## Requirements
Locate every line in the material below that contains the string "last", and copy each of those lines in full. Matching is case-sensitive.

## Task data
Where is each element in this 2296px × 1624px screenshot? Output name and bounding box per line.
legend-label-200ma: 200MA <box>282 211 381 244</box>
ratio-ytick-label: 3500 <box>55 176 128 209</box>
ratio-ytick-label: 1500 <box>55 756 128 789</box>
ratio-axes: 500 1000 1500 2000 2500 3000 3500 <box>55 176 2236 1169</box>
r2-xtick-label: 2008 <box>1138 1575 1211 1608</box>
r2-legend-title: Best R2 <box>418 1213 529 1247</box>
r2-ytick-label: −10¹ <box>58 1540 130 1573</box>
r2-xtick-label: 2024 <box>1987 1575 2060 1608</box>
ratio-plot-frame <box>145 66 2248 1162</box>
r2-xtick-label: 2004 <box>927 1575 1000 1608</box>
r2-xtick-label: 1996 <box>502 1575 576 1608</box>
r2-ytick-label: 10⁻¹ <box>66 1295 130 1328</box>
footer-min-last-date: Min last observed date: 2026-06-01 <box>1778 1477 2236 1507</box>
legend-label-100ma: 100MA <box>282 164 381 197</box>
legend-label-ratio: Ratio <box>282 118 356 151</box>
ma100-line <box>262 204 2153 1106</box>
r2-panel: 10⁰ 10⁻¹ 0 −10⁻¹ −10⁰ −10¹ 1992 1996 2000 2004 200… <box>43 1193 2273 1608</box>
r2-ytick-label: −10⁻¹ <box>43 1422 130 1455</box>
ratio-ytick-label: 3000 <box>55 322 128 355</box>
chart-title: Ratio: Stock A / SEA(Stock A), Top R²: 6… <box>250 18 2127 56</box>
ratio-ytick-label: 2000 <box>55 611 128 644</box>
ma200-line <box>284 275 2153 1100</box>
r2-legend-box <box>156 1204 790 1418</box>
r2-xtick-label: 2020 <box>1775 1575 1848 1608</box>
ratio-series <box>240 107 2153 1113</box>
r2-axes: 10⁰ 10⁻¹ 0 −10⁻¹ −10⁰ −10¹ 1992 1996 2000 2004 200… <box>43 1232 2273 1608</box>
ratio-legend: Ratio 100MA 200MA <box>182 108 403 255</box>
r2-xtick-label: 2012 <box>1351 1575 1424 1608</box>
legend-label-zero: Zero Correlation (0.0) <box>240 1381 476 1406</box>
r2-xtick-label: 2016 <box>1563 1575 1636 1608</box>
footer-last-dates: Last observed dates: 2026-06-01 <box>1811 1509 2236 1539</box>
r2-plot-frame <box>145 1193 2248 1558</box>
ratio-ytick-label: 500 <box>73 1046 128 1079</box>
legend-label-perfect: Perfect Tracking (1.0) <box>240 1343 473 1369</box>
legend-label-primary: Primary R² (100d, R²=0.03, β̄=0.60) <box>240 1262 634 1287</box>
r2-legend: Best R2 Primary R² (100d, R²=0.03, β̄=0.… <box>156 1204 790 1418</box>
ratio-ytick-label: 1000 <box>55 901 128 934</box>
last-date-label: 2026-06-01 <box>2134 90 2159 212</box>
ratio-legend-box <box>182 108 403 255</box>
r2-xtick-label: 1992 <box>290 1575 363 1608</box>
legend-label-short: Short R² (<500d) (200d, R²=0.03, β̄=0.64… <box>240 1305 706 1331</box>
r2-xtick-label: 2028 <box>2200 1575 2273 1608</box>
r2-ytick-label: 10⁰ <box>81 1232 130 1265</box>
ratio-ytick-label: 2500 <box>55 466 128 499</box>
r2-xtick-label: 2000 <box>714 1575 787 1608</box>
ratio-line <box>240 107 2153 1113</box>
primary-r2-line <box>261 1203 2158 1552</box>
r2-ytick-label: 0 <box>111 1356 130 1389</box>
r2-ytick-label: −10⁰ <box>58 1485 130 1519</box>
---
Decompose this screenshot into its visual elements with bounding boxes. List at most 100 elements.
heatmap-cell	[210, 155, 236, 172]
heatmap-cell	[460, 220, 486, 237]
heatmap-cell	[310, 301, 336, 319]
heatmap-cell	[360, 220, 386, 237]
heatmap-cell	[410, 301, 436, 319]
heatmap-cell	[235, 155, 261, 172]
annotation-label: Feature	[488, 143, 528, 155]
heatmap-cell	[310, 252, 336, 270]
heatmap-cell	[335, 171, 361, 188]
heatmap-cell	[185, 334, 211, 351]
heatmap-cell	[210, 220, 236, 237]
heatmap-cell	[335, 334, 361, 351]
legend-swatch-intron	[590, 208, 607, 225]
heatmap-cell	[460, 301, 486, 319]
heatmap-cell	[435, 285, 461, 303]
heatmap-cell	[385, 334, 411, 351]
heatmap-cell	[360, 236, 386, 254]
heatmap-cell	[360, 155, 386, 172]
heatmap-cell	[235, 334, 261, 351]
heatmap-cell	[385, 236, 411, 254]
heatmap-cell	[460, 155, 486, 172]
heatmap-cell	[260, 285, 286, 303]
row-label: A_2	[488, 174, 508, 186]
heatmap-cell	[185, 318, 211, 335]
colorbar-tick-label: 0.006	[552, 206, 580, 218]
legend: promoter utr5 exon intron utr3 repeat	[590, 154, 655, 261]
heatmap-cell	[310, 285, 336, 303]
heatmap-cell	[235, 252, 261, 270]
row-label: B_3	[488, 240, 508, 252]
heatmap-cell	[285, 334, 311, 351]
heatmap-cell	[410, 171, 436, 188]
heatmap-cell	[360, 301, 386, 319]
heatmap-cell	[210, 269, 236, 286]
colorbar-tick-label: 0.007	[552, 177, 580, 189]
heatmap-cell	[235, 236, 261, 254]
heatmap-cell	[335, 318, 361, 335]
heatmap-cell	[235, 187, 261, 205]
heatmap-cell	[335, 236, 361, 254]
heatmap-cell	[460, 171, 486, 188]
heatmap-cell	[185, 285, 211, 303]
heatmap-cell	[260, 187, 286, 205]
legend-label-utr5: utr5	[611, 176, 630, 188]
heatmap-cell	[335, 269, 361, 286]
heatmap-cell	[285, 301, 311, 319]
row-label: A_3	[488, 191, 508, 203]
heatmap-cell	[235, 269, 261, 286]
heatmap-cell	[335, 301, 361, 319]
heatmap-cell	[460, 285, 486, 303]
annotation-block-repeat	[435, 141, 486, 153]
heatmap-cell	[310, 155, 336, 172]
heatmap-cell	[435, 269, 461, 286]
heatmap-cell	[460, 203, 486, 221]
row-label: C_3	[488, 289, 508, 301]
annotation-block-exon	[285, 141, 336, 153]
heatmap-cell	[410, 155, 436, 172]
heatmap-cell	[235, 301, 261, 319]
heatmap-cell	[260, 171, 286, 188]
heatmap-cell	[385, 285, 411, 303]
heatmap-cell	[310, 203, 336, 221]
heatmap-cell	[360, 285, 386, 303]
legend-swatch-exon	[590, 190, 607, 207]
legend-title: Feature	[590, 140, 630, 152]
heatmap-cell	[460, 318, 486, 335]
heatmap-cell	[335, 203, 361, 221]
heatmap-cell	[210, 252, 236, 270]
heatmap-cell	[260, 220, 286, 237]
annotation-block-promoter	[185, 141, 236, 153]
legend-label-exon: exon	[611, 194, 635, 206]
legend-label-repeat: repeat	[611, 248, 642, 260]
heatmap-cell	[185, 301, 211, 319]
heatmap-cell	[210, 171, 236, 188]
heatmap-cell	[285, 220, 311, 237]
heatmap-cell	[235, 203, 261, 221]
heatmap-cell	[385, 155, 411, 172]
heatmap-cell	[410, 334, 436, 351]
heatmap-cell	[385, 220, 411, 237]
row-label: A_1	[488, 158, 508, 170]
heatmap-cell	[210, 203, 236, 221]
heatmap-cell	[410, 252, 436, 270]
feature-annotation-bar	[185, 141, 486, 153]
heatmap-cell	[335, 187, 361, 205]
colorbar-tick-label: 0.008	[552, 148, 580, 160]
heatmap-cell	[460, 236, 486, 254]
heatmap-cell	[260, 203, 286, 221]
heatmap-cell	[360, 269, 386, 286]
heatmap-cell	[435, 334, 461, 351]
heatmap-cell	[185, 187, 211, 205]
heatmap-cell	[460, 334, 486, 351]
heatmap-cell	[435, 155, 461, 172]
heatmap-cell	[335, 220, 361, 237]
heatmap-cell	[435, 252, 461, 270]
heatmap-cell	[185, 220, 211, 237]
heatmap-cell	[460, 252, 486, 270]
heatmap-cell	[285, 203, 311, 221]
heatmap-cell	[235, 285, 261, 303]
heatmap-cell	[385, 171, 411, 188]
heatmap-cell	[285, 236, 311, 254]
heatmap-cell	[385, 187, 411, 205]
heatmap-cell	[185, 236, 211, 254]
* * *
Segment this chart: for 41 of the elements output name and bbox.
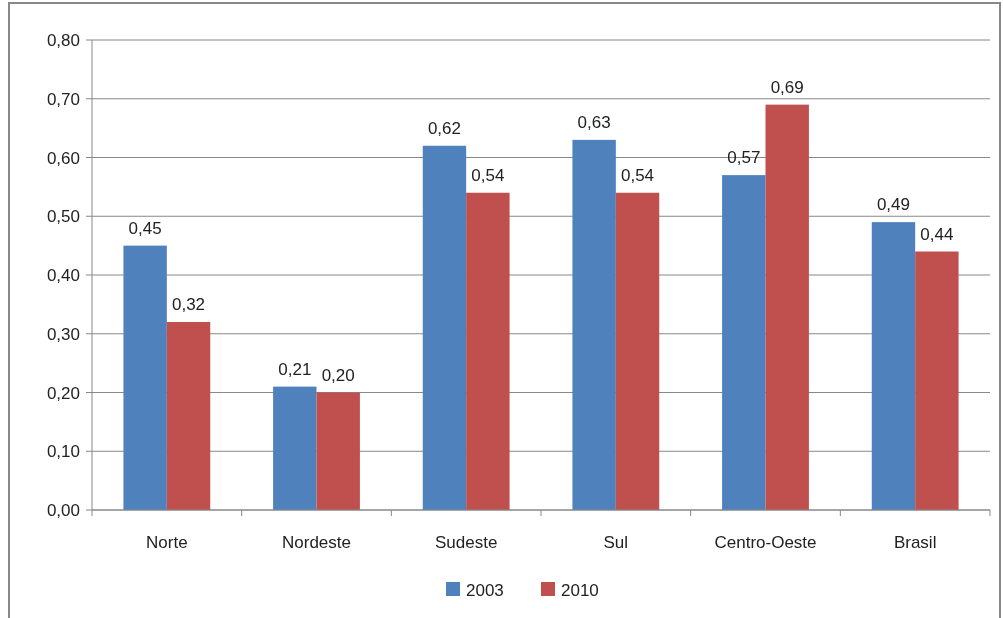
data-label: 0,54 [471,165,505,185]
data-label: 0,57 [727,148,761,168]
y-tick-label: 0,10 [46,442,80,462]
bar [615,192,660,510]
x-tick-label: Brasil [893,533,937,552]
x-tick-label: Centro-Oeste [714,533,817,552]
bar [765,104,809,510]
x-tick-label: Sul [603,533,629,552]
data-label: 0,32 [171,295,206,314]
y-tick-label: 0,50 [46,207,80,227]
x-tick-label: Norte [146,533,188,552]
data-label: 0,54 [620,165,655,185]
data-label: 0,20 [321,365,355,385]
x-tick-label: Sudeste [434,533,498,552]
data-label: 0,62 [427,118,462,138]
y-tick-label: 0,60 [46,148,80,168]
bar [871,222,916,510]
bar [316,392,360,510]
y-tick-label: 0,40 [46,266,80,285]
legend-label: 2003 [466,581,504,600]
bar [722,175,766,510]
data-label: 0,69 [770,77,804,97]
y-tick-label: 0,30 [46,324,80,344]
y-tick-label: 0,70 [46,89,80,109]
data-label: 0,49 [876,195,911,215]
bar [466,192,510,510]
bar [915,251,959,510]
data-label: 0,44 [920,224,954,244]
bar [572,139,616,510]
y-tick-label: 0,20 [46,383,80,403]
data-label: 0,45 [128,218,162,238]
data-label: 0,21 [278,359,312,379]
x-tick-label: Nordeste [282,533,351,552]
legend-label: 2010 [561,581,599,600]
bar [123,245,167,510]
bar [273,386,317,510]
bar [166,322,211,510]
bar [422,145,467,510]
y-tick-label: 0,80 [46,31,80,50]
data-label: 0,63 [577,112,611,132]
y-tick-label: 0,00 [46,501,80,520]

## Full answer
footer-min-last-date: Min last observed date: 2026-06-01 <box>1778 1477 2236 1507</box>
footer-last-dates: Last observed dates: 2026-06-01 <box>1811 1509 2236 1539</box>
last-date-label: 2026-06-01 <box>2134 90 2159 212</box>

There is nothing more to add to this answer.